Stored data entries
--- start ---
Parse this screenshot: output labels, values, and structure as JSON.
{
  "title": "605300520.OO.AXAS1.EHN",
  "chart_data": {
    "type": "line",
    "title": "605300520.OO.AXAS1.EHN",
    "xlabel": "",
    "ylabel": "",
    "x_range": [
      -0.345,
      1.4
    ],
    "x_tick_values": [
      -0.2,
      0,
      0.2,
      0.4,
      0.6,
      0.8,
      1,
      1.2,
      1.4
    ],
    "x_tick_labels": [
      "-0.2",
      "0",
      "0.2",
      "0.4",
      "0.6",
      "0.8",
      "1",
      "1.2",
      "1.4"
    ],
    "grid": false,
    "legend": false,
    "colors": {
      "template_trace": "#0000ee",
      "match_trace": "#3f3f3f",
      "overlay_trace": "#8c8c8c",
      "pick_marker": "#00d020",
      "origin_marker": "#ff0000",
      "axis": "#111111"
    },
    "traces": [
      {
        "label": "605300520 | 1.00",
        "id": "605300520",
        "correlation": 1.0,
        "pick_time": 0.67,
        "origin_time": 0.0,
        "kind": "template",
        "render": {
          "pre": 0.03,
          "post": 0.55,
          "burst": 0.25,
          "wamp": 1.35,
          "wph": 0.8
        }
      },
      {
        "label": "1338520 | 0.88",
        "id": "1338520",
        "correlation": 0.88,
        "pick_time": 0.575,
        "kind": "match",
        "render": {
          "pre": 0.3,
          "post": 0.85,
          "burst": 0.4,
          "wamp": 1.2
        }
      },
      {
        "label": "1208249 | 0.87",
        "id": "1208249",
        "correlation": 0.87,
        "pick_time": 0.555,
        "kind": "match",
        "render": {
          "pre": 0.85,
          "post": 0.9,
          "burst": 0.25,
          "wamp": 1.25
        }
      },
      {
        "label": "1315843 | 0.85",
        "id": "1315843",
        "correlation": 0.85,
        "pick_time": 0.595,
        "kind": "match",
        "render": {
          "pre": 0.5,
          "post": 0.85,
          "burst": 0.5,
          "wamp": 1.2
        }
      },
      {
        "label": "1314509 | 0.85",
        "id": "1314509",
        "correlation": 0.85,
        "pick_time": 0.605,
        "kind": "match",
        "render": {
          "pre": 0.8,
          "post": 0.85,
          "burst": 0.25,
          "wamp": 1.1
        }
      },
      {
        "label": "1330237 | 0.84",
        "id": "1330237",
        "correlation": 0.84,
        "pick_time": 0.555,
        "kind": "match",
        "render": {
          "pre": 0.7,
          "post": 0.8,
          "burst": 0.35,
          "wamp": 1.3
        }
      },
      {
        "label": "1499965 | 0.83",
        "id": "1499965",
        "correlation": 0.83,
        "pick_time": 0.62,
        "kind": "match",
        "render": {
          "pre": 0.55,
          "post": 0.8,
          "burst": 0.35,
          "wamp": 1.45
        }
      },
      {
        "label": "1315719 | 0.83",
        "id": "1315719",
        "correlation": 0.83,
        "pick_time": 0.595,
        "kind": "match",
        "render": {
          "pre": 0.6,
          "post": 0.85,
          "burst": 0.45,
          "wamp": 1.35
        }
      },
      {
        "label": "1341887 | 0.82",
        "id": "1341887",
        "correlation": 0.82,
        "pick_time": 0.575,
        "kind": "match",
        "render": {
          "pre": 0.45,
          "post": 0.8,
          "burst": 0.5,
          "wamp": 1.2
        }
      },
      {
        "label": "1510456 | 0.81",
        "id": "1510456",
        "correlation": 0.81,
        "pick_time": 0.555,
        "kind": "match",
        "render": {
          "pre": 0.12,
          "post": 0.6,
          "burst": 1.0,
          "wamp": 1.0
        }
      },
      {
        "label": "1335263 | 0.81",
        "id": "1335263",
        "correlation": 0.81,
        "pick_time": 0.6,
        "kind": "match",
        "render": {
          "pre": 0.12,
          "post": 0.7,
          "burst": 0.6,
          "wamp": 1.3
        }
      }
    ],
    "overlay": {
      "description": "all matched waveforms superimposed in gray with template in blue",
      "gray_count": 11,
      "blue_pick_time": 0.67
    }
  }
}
--- end ---
§ **Goal**
Produce a verbatim transcription of the entries above.

§ **The result**
Parse this screenshot: output labels, values, and structure as JSON.
{
  "title": "605300520.OO.AXAS1.EHN",
  "chart_data": {
    "type": "line",
    "title": "605300520.OO.AXAS1.EHN",
    "xlabel": "",
    "ylabel": "",
    "x_range": [
      -0.345,
      1.4
    ],
    "x_tick_values": [
      -0.2,
      0,
      0.2,
      0.4,
      0.6,
      0.8,
      1,
      1.2,
      1.4
    ],
    "x_tick_labels": [
      "-0.2",
      "0",
      "0.2",
      "0.4",
      "0.6",
      "0.8",
      "1",
      "1.2",
      "1.4"
    ],
    "grid": false,
    "legend": false,
    "colors": {
      "template_trace": "#0000ee",
      "match_trace": "#3f3f3f",
      "overlay_trace": "#8c8c8c",
      "pick_marker": "#00d020",
      "origin_marker": "#ff0000",
      "axis": "#111111"
    },
    "traces": [
      {
        "label": "605300520 | 1.00",
        "id": "605300520",
        "correlation": 1.0,
        "pick_time": 0.67,
        "origin_time": 0.0,
        "kind": "template",
        "render": {
          "pre": 0.03,
          "post": 0.55,
          "burst": 0.25,
          "wamp": 1.35,
          "wph": 0.8
        }
      },
      {
        "label": "1338520 | 0.88",
        "id": "1338520",
        "correlation": 0.88,
        "pick_time": 0.575,
        "kind": "match",
        "render": {
          "pre": 0.3,
          "post": 0.85,
          "burst": 0.4,
          "wamp": 1.2
        }
      },
      {
        "label": "1208249 | 0.87",
        "id": "1208249",
        "correlation": 0.87,
        "pick_time": 0.555,
        "kind": "match",
        "render": {
          "pre": 0.85,
          "post": 0.9,
          "burst": 0.25,
          "wamp": 1.25
        }
      },
      {
        "label": "1315843 | 0.85",
        "id": "1315843",
        "correlation": 0.85,
        "pick_time": 0.595,
        "kind": "match",
        "render": {
          "pre": 0.5,
          "post": 0.85,
          "burst": 0.5,
          "wamp": 1.2
        }
      },
      {
        "label": "1314509 | 0.85",
        "id": "1314509",
        "correlation": 0.85,
        "pick_time": 0.605,
        "kind": "match",
        "render": {
          "pre": 0.8,
          "post": 0.85,
          "burst": 0.25,
          "wamp": 1.1
        }
      },
      {
        "label": "1330237 | 0.84",
        "id": "1330237",
        "correlation": 0.84,
        "pick_time": 0.555,
        "kind": "match",
        "render": {
          "pre": 0.7,
          "post": 0.8,
          "burst": 0.35,
          "wamp": 1.3
        }
      },
      {
        "label": "1499965 | 0.83",
        "id": "1499965",
        "correlation": 0.83,
        "pick_time": 0.62,
        "kind": "match",
        "render": {
          "pre": 0.55,
          "post": 0.8,
          "burst": 0.35,
          "wamp": 1.45
        }
      },
      {
        "label": "1315719 | 0.83",
        "id": "1315719",
        "correlation": 0.83,
        "pick_time": 0.595,
        "kind": "match",
        "render": {
          "pre": 0.6,
          "post": 0.85,
          "burst": 0.45,
          "wamp": 1.35
        }
      },
      {
        "label": "1341887 | 0.82",
        "id": "1341887",
        "correlation": 0.82,
        "pick_time": 0.575,
        "kind": "match",
        "render": {
          "pre": 0.45,
          "post": 0.8,
          "burst": 0.5,
          "wamp": 1.2
        }
      },
      {
        "label": "1510456 | 0.81",
        "id": "1510456",
        "correlation": 0.81,
        "pick_time": 0.555,
        "kind": "match",
        "render": {
          "pre": 0.12,
          "post": 0.6,
          "burst": 1.0,
          "wamp": 1.0
        }
      },
      {
        "label": "1335263 | 0.81",
        "id": "1335263",
        "correlation": 0.81,
        "pick_time": 0.6,
        "kind": "match",
        "render": {
          "pre": 0.12,
          "post": 0.7,
          "burst": 0.6,
          "wamp": 1.3
        }
      }
    ],
    "overlay": {
      "description": "all matched waveforms superimposed in gray with template in blue",
      "gray_count": 11,
      "blue_pick_time": 0.67
    }
  }
}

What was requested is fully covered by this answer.